◆ **Exercise description**
What follows is a listing to be transcribed exactly.

◆ **Provided data**
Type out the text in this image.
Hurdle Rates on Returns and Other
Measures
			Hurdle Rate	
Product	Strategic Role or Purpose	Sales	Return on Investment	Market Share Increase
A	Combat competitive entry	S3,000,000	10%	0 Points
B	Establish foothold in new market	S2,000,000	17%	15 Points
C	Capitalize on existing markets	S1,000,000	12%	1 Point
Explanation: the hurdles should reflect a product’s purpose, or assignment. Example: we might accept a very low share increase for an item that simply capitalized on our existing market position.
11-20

◆ **Expected answer**
Type out the text in this image.
Hurdle Rates on Returns and Other
Measures
			Hurdle Rate	
Product	Strategic Role or Purpose	Sales	Return on Investment	Market Share Increase
A	Combat competitive entry	S3,000,000	10%	0 Points
B	Establish foothold in new market	S2,000,000	17%	15 Points
C	Capitalize on existing markets	S1,000,000	12%	1 Point
Explanation: the hurdles should reflect a product’s purpose, or assignment. Example: we might accept a very low share increase for an item that simply capitalized on our existing market position.
11-20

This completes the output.